ARTIKEL —

****************

Sebagaimana kita ketahui bersama, saat ini ada beberapa pejabat yang di plt di lingkungan pemerintah Kabupaten Bojonegoro, yaitu :
1. Sekretaris Daerah
2. Kepala Inspektorat
3. Kepala Dinas Kesehatan
4. Kepala Dinas Pekerjaan Umum Bina Marga
5. Kepala Dinas Pertanian
6. Kepala Dinas Perijinan
7. Kepala Dinas Perdagangan
8. Kepala Dinas Pemberdayaan Masyarakat Desa
9. Kepala Dinas BPPKP / Kepegawaian
10. Kepala Satuan Polisi Pamong Praja

Sebagai daerah penghasil minyak, Bojonegoro mempunyai tantangan besar dalam mengelola keuangan daerah. Sehingga dibutuhkan pejabat-pejabat yang profesional. Sebagai ilustrasi saja, tahun 2018, dana bagi hasil (DBH) migas mencapai Rp 2,28 triliun. Angka ini naik 241% dari target Rp 943,2 miliar.

Dengan adanya DBH yang cukup besar, APBD Bojonegoro pun melonjak dan mencapai Rp4,6 triliun. Dibutuhkan aparatur pemerintahan yang cakap dan profesional untuk bisa mengelola anggaran daerah yang besar. Jika tidak, maka dana besar hanya akan menguap begitu saja, dan tidak tepat sasaran sesuai kebutuhan masyarakat.

****************

DATA —
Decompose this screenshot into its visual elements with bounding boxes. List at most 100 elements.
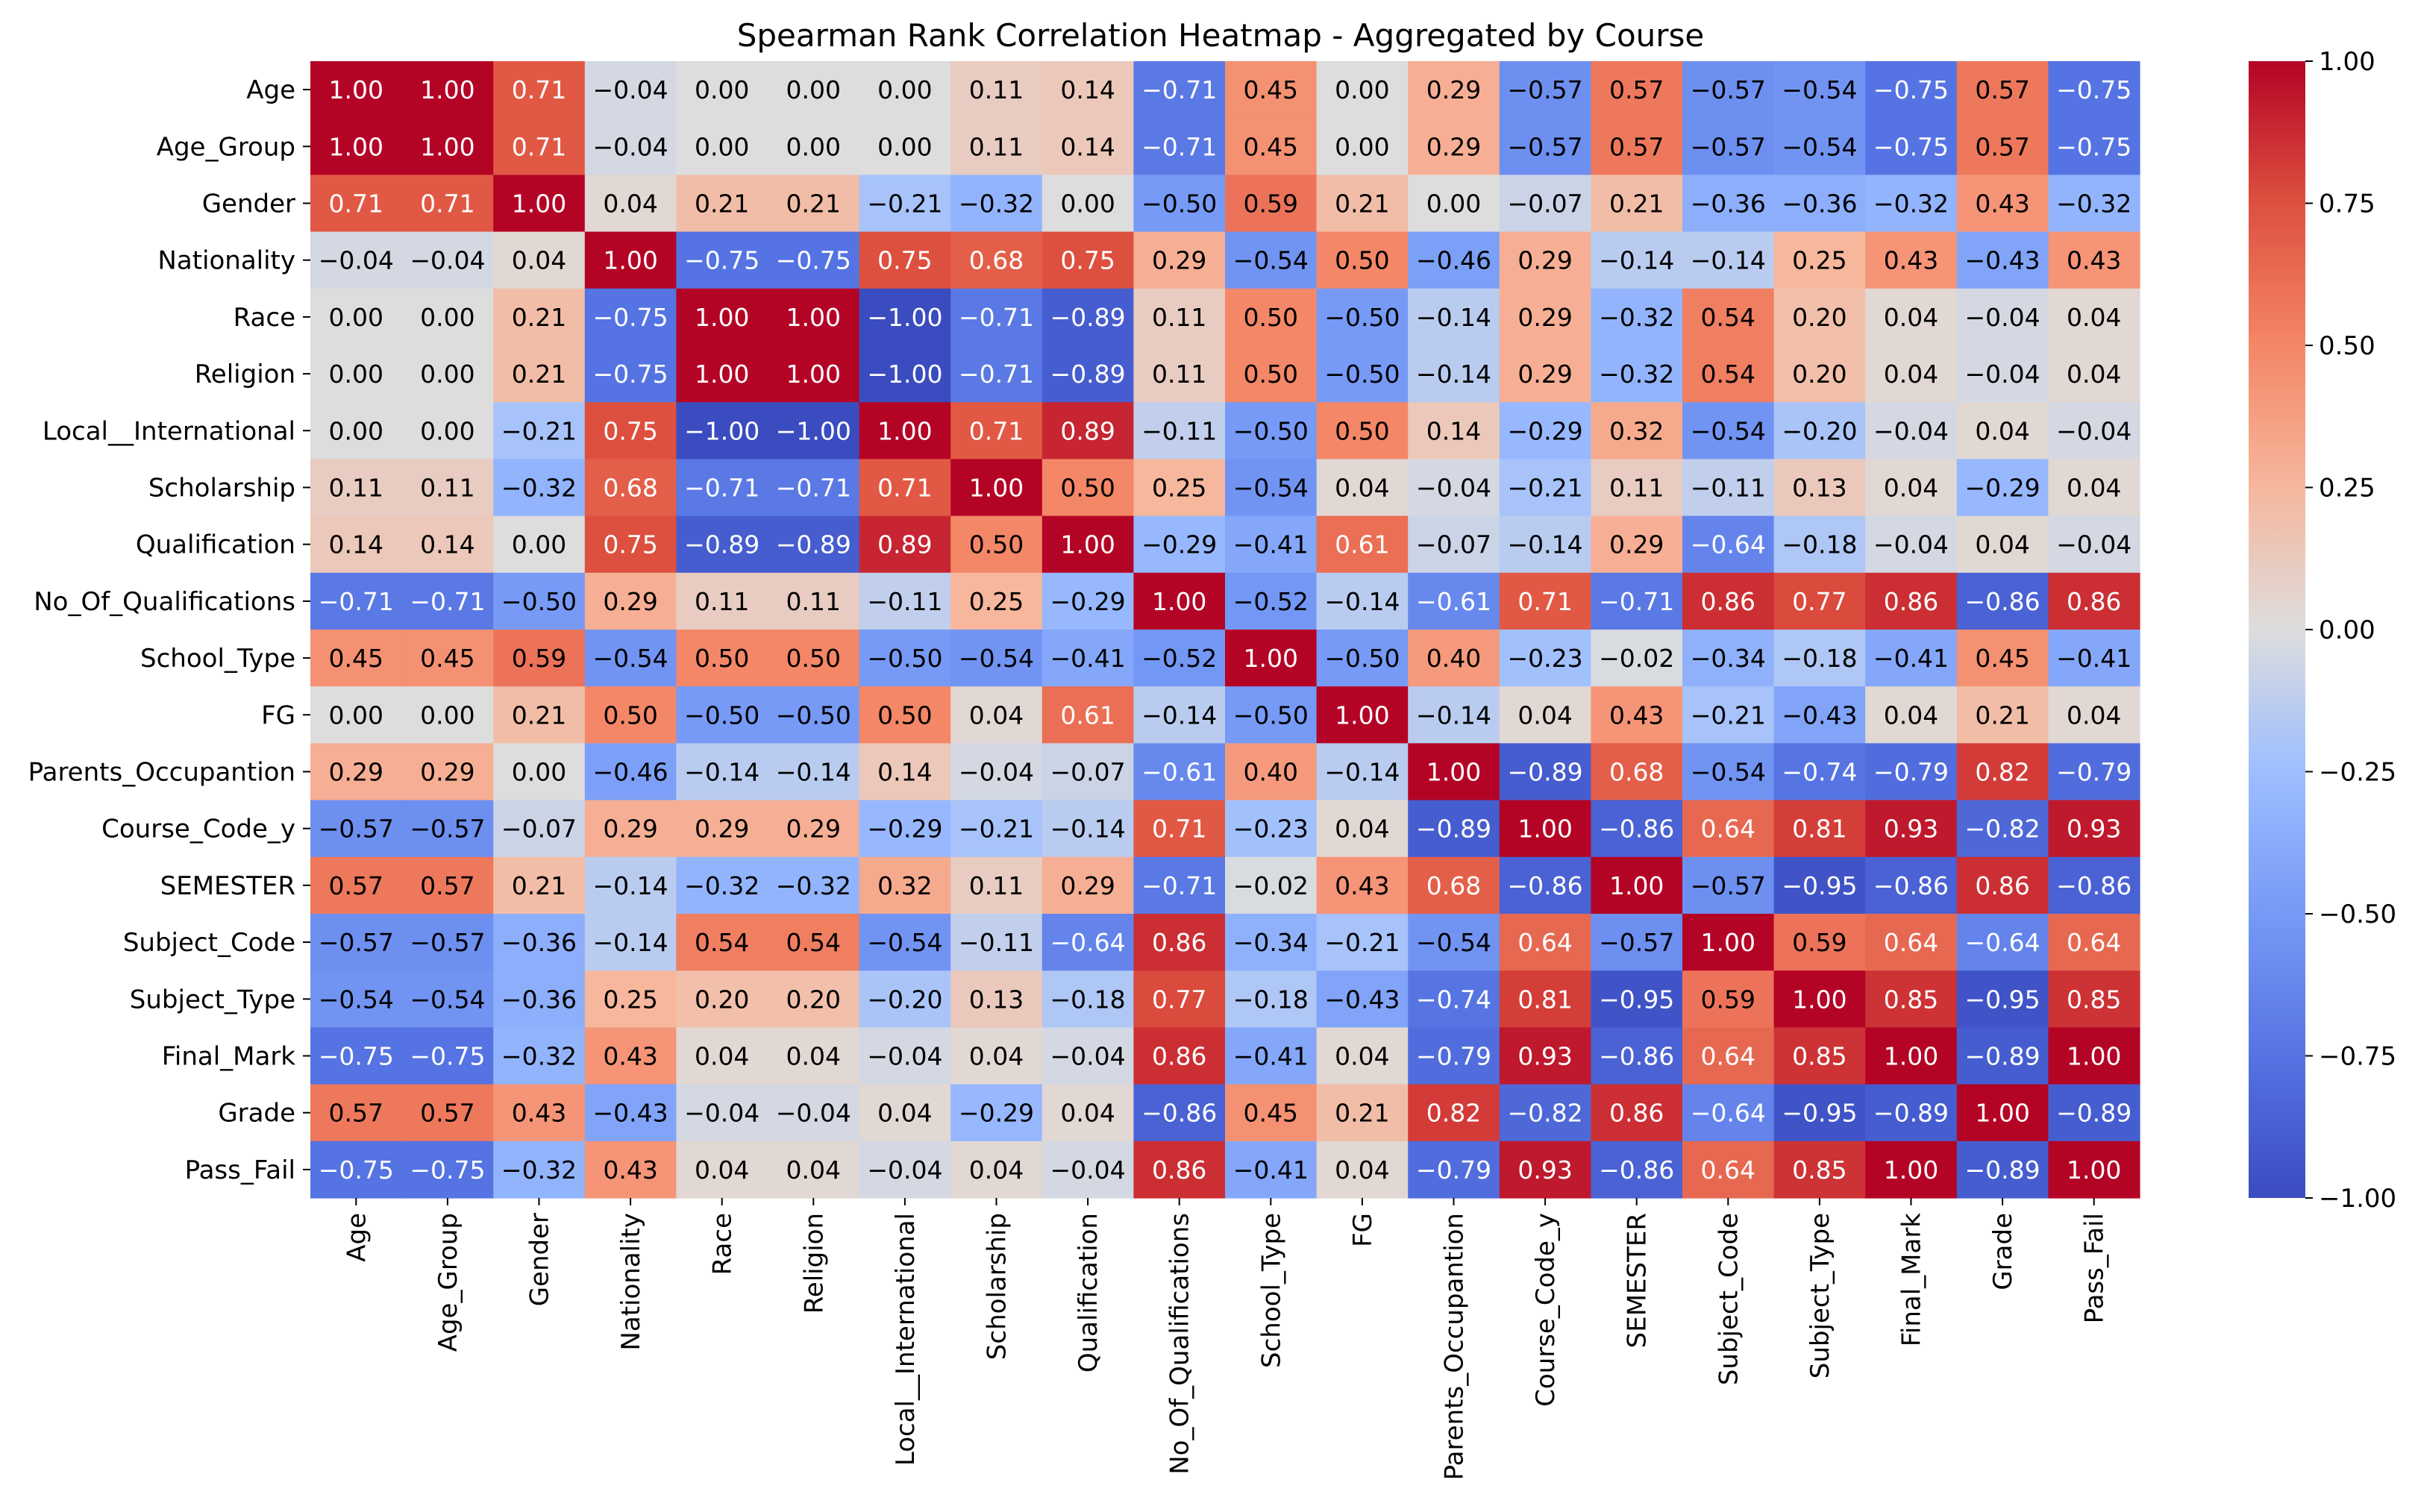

****************

SOAL TERTULIS 1 — Salin dengan tepat bagian artikel tentang pejabat Bojonegoro yang diawali "Sebagai daerah penghasil" dan berlanjut sampai "Rp 943,2 miliar.".
SOAL TERTULIS 2 — Menurut artikel tentang pejabat Bojonegoro, berapa nilai dana bagi hasil (DBH) migas yang diterima Bojonegoro pada tahun 2018?

JAWABAN LENGKAP 1 —
Sebagai daerah penghasil minyak, Bojonegoro mempunyai tantangan besar dalam mengelola keuangan daerah. Sehingga dibutuhkan pejabat-pejabat yang profesional. Sebagai ilustrasi saja, tahun 2018, dana bagi hasil (DBH) migas mencapai Rp 2,28 triliun. Angka ini naik 241% dari target Rp 943,2 miliar.

JAWABAN LENGKAP 2 — Rp 2,28 triliun.